## Directions for this task:
Restate the records in their entirety, word for word.

Extracted data entries

--- START ---

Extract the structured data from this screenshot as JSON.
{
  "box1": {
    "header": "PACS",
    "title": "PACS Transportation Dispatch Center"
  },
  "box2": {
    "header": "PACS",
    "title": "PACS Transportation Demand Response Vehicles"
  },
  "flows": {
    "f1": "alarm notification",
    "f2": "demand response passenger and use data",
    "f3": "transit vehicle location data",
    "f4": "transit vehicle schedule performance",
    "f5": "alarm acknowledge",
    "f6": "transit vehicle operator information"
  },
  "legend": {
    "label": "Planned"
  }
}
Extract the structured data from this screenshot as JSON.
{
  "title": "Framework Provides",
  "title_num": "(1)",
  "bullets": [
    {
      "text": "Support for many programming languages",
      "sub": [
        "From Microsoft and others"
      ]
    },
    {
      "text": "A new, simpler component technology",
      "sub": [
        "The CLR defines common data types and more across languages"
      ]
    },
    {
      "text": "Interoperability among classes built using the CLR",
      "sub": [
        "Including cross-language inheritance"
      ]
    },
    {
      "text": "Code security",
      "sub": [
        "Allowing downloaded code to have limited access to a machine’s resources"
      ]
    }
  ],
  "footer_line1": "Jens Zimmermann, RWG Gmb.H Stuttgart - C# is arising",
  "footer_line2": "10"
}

--- END ---

## Worked answer:
Extract the structured data from this screenshot as JSON.
{
  "box1": {
    "header": "PACS",
    "title": "PACS Transportation Dispatch Center"
  },
  "box2": {
    "header": "PACS",
    "title": "PACS Transportation Demand Response Vehicles"
  },
  "flows": {
    "f1": "alarm notification",
    "f2": "demand response passenger and use data",
    "f3": "transit vehicle location data",
    "f4": "transit vehicle schedule performance",
    "f5": "alarm acknowledge",
    "f6": "transit vehicle operator information"
  },
  "legend": {
    "label": "Planned"
  }
}
Extract the structured data from this screenshot as JSON.
{
  "title": "Framework Provides",
  "title_num": "(1)",
  "bullets": [
    {
      "text": "Support for many programming languages",
      "sub": [
        "From Microsoft and others"
      ]
    },
    {
      "text": "A new, simpler component technology",
      "sub": [
        "The CLR defines common data types and more across languages"
      ]
    },
    {
      "text": "Interoperability among classes built using the CLR",
      "sub": [
        "Including cross-language inheritance"
      ]
    },
    {
      "text": "Code security",
      "sub": [
        "Allowing downloaded code to have limited access to a machine’s resources"
      ]
    }
  ],
  "footer_line1": "Jens Zimmermann, RWG Gmb.H Stuttgart - C# is arising",
  "footer_line2": "10"
}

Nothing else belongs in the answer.